» **STATED TASK**
Would you transcribe all of the data exactly, down to the last character?

» **DATA SUPPLIED**
★ ★ ★ ★ ★ ★ ★

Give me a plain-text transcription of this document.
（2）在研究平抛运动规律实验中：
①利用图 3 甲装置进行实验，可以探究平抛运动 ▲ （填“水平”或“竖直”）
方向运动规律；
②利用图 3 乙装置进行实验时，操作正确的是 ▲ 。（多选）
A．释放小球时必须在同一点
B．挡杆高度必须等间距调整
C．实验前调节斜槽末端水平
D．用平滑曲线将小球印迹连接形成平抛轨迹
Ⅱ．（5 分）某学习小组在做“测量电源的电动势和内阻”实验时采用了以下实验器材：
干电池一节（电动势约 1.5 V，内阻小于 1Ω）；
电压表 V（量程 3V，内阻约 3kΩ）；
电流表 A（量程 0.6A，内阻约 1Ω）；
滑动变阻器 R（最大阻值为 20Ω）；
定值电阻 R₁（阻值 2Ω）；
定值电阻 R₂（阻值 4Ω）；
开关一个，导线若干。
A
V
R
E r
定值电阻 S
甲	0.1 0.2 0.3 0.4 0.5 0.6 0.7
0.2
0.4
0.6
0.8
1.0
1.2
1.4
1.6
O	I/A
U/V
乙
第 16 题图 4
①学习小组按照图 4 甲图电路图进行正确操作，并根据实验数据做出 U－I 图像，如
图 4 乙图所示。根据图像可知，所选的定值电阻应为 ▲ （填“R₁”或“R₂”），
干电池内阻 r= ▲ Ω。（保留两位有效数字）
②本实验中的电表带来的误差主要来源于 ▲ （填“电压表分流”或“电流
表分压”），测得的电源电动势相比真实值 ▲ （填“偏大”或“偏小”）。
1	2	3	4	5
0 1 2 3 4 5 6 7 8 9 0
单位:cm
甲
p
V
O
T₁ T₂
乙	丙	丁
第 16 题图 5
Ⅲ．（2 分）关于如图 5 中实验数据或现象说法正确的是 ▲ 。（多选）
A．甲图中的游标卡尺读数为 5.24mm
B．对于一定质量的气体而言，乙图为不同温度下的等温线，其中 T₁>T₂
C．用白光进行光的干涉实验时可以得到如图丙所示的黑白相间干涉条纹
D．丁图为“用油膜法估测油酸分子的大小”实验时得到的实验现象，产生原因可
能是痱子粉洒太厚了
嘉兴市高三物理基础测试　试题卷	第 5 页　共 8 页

★ ★ ★ ★ ★ ★ ★

» **REPLY TO THE TASK**
Give me a plain-text transcription of this document.
（2）在研究平抛运动规律实验中：
①利用图 3 甲装置进行实验，可以探究平抛运动 ▲ （填“水平”或“竖直”）
方向运动规律；
②利用图 3 乙装置进行实验时，操作正确的是 ▲ 。（多选）
A．释放小球时必须在同一点
B．挡杆高度必须等间距调整
C．实验前调节斜槽末端水平
D．用平滑曲线将小球印迹连接形成平抛轨迹
Ⅱ．（5 分）某学习小组在做“测量电源的电动势和内阻”实验时采用了以下实验器材：
干电池一节（电动势约 1.5 V，内阻小于 1Ω）；
电压表 V（量程 3V，内阻约 3kΩ）；
电流表 A（量程 0.6A，内阻约 1Ω）；
滑动变阻器 R（最大阻值为 20Ω）；
定值电阻 R₁（阻值 2Ω）；
定值电阻 R₂（阻值 4Ω）；
开关一个，导线若干。
A
V
R
E r
定值电阻 S
甲	0.1 0.2 0.3 0.4 0.5 0.6 0.7
0.2
0.4
0.6
0.8
1.0
1.2
1.4
1.6
O	I/A
U/V
乙
第 16 题图 4
①学习小组按照图 4 甲图电路图进行正确操作，并根据实验数据做出 U－I 图像，如
图 4 乙图所示。根据图像可知，所选的定值电阻应为 ▲ （填“R₁”或“R₂”），
干电池内阻 r= ▲ Ω。（保留两位有效数字）
②本实验中的电表带来的误差主要来源于 ▲ （填“电压表分流”或“电流
表分压”），测得的电源电动势相比真实值 ▲ （填“偏大”或“偏小”）。
1	2	3	4	5
0 1 2 3 4 5 6 7 8 9 0
单位:cm
甲
p
V
O
T₁ T₂
乙	丙	丁
第 16 题图 5
Ⅲ．（2 分）关于如图 5 中实验数据或现象说法正确的是 ▲ 。（多选）
A．甲图中的游标卡尺读数为 5.24mm
B．对于一定质量的气体而言，乙图为不同温度下的等温线，其中 T₁>T₂
C．用白光进行光的干涉实验时可以得到如图丙所示的黑白相间干涉条纹
D．丁图为“用油膜法估测油酸分子的大小”实验时得到的实验现象，产生原因可
能是痱子粉洒太厚了
嘉兴市高三物理基础测试　试题卷	第 5 页　共 8 页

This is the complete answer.